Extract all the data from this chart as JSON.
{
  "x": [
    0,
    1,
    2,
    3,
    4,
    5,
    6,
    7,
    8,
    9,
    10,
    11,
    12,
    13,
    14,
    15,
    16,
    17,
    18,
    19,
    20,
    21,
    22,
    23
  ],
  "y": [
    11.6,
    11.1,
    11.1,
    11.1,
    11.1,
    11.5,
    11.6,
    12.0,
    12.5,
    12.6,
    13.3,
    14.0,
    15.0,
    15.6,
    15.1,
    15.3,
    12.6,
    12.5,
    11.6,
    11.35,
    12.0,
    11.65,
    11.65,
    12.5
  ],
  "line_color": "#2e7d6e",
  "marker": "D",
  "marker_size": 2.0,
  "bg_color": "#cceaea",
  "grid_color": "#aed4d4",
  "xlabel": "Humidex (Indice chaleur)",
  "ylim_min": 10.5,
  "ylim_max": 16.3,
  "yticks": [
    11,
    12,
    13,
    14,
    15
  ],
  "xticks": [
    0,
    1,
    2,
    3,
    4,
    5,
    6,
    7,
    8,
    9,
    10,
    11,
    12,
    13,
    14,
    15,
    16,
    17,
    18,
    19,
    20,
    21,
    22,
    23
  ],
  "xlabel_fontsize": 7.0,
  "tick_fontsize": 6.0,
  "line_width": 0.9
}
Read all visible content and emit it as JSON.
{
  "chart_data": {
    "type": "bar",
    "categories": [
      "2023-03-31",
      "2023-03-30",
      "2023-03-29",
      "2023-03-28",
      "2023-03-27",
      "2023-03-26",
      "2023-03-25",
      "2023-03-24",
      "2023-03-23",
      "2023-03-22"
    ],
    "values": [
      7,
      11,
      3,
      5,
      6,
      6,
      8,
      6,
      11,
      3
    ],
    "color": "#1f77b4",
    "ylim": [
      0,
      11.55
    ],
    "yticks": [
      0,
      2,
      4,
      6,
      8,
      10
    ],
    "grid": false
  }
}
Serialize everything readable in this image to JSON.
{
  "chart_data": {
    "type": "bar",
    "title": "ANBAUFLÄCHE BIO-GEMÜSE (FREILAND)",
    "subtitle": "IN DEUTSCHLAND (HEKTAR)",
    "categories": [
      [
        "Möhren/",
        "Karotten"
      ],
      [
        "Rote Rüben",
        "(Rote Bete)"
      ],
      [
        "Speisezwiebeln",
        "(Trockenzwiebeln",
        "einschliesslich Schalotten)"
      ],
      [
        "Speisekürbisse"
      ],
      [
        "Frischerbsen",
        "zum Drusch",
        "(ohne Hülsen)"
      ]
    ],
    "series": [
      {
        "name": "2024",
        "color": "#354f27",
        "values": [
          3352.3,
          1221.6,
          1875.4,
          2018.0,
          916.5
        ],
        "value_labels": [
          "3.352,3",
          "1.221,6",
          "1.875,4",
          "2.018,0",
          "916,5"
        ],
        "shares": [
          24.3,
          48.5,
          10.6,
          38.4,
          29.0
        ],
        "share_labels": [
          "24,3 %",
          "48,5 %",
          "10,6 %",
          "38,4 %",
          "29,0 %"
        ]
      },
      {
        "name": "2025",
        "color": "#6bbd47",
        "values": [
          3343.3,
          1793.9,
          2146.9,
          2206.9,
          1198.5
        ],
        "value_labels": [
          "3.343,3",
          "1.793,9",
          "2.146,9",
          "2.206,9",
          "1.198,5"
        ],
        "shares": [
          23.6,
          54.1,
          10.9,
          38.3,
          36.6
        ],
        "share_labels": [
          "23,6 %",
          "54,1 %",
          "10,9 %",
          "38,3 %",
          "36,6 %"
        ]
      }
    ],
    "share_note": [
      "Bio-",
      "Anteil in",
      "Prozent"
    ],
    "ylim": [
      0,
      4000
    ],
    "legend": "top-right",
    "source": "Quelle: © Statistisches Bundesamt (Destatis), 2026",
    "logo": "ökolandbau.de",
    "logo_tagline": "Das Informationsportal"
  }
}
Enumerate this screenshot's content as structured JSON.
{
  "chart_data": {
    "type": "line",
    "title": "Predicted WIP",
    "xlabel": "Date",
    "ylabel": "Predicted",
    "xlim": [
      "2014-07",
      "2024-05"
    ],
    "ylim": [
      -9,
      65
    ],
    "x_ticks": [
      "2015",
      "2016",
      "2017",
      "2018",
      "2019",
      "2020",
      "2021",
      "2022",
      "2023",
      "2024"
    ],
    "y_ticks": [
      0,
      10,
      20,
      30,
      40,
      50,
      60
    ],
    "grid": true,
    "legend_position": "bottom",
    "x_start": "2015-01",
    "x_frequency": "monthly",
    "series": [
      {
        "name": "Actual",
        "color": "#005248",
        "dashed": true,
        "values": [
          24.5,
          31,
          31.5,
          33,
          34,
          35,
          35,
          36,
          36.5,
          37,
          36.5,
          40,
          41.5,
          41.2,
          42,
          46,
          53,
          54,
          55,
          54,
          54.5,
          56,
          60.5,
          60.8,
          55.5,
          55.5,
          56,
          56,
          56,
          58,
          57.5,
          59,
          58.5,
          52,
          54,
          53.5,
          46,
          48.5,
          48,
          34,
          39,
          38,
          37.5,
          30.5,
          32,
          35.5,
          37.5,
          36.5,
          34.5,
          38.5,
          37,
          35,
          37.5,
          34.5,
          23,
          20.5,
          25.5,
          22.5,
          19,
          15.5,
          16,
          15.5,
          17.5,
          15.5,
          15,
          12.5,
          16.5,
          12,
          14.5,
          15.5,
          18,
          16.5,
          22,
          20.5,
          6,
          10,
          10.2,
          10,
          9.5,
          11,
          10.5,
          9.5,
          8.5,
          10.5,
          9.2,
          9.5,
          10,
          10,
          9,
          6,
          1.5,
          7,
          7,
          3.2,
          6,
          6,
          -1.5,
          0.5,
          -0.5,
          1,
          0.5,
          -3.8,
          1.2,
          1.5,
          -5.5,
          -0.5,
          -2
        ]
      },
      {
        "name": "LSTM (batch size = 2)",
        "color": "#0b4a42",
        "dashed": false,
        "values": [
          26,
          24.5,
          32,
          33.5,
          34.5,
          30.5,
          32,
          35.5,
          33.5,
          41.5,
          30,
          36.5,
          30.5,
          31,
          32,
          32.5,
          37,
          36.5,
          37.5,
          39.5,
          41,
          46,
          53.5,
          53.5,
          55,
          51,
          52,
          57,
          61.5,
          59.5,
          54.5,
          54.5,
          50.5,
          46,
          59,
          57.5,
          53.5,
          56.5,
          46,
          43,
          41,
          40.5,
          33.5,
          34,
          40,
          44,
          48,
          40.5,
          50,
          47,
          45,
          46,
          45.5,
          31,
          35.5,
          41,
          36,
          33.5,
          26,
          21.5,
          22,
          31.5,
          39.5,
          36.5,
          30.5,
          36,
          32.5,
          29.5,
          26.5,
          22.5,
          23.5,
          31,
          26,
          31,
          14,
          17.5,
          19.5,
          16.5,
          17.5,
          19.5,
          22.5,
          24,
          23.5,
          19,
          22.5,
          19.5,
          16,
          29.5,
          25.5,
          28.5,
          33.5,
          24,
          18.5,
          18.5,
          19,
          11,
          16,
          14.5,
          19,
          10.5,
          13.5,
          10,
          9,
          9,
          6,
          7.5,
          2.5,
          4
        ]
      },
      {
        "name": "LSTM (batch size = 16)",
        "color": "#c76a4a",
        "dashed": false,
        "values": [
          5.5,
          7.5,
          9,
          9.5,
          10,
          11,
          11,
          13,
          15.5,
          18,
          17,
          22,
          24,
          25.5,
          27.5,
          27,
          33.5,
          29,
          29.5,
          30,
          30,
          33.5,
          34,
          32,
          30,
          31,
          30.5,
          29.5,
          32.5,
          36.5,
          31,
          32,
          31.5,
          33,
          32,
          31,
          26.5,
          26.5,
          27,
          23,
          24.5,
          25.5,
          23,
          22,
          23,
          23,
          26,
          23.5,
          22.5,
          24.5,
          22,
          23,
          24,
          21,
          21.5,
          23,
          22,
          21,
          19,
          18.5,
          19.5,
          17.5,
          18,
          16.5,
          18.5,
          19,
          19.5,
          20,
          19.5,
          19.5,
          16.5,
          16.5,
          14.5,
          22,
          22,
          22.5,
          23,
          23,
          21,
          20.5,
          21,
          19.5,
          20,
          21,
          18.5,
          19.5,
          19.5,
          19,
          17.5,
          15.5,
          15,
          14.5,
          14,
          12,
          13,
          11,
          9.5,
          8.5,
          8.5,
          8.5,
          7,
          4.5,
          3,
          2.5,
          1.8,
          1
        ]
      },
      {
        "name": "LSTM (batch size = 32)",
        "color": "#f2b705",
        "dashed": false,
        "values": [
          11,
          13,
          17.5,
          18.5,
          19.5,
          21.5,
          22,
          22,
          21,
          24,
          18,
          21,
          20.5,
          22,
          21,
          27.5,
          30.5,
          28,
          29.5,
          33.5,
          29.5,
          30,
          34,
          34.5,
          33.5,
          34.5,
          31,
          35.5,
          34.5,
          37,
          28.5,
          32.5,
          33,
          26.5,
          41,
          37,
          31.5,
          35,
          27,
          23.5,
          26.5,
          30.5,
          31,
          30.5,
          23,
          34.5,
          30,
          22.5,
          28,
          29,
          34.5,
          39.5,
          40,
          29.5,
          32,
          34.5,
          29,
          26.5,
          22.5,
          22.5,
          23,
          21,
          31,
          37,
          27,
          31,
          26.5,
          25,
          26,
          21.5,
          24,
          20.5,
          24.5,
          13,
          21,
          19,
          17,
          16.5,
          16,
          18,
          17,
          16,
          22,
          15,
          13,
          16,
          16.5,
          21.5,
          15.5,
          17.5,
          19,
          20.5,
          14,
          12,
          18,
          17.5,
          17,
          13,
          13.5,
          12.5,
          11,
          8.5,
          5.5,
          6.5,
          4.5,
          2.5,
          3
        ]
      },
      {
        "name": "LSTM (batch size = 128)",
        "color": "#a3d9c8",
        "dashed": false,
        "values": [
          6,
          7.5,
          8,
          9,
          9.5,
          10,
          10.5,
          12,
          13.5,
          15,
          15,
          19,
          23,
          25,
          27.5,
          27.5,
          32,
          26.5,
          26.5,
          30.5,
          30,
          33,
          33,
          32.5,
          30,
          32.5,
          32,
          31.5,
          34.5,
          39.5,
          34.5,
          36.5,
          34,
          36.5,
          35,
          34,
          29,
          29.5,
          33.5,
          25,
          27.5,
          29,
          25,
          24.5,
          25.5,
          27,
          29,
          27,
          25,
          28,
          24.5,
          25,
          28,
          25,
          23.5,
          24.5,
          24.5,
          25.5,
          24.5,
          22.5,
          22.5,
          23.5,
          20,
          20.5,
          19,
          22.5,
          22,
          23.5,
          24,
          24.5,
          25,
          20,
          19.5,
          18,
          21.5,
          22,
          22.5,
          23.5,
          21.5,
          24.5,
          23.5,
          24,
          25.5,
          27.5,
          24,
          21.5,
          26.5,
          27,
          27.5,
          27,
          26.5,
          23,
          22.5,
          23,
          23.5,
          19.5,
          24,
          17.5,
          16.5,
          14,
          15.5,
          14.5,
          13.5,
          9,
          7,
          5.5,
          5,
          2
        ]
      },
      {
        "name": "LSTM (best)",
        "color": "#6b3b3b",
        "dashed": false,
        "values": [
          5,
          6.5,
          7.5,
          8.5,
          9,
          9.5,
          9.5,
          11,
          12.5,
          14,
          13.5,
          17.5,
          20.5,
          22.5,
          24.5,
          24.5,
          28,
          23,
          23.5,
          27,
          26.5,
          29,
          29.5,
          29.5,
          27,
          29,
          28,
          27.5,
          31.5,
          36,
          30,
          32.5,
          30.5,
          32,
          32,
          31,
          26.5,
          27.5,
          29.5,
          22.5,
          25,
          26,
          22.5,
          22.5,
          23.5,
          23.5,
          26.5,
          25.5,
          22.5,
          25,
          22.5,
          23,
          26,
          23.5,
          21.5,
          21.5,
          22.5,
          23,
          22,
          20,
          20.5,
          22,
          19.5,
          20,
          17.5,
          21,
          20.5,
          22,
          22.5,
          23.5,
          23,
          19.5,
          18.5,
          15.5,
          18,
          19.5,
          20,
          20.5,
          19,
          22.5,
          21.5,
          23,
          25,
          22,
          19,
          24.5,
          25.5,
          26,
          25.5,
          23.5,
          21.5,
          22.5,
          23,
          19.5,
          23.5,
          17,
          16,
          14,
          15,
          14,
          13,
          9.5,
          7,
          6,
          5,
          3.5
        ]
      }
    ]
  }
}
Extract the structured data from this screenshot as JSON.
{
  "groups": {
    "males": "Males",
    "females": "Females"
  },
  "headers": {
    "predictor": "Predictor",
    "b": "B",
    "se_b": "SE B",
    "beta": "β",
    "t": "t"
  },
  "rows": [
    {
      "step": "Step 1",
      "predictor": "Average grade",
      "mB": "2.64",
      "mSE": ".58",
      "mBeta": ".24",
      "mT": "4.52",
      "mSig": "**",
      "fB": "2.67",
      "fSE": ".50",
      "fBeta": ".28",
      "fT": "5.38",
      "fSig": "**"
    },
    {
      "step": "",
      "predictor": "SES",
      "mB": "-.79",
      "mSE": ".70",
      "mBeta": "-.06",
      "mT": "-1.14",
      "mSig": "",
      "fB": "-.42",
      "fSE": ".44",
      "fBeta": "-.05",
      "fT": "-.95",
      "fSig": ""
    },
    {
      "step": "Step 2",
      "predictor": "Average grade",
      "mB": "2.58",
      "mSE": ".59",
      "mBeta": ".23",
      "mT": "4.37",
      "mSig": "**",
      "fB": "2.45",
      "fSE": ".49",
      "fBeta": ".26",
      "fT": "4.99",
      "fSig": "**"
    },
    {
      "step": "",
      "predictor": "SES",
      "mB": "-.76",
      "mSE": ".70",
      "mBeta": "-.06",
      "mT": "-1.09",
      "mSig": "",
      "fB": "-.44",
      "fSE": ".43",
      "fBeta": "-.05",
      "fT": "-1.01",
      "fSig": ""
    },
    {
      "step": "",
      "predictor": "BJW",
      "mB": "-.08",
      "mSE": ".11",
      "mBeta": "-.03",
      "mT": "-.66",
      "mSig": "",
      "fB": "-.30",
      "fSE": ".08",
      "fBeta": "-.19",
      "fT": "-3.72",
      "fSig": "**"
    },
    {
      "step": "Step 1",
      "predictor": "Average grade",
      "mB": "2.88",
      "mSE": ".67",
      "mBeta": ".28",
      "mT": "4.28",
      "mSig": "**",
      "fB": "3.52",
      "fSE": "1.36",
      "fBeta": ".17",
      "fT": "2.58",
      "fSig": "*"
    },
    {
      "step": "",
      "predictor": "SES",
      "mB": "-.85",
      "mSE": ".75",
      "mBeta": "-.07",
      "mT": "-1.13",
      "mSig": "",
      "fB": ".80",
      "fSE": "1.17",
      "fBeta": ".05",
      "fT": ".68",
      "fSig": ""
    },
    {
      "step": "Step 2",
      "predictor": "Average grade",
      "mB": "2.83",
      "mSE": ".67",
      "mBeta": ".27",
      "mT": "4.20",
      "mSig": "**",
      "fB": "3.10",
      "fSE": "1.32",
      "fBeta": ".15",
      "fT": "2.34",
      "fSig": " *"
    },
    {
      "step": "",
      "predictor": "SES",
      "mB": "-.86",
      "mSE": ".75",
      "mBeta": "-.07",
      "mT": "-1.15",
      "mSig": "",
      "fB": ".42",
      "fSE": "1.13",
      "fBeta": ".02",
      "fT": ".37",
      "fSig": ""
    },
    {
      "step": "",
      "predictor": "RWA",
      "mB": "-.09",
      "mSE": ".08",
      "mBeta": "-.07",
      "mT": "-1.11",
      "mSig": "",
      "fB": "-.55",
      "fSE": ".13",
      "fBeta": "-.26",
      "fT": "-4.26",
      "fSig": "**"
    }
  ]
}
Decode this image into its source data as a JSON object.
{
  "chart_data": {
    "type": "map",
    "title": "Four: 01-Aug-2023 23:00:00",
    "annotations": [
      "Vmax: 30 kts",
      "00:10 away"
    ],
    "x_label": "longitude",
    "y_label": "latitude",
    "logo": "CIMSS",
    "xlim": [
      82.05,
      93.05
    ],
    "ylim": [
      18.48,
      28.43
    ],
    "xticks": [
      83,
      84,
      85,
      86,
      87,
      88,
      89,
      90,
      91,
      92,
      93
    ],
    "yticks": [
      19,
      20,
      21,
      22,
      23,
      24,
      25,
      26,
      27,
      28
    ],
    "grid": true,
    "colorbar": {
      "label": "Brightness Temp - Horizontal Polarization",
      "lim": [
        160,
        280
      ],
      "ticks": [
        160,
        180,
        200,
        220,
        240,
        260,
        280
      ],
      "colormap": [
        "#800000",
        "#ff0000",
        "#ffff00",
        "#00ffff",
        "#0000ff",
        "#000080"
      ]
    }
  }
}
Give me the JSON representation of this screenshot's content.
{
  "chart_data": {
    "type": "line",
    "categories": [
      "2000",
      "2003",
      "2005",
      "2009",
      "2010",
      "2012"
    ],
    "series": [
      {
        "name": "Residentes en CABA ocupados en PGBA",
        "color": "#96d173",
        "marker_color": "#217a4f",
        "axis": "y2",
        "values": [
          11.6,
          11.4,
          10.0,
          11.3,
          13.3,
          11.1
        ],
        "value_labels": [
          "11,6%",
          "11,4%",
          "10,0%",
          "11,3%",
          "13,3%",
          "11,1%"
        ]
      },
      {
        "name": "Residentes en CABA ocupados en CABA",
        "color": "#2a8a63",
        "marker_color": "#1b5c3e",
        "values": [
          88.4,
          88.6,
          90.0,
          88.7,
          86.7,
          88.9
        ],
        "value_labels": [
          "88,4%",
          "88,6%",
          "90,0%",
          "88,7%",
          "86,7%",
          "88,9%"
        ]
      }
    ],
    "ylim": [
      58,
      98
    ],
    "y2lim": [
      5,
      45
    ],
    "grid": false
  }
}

To be done: In the records above, find each line with the word "ocupados" and copy it.

Final result:
        "name": "Residentes en CABA ocupados en PGBA",
        "name": "Residentes en CABA ocupados en CABA",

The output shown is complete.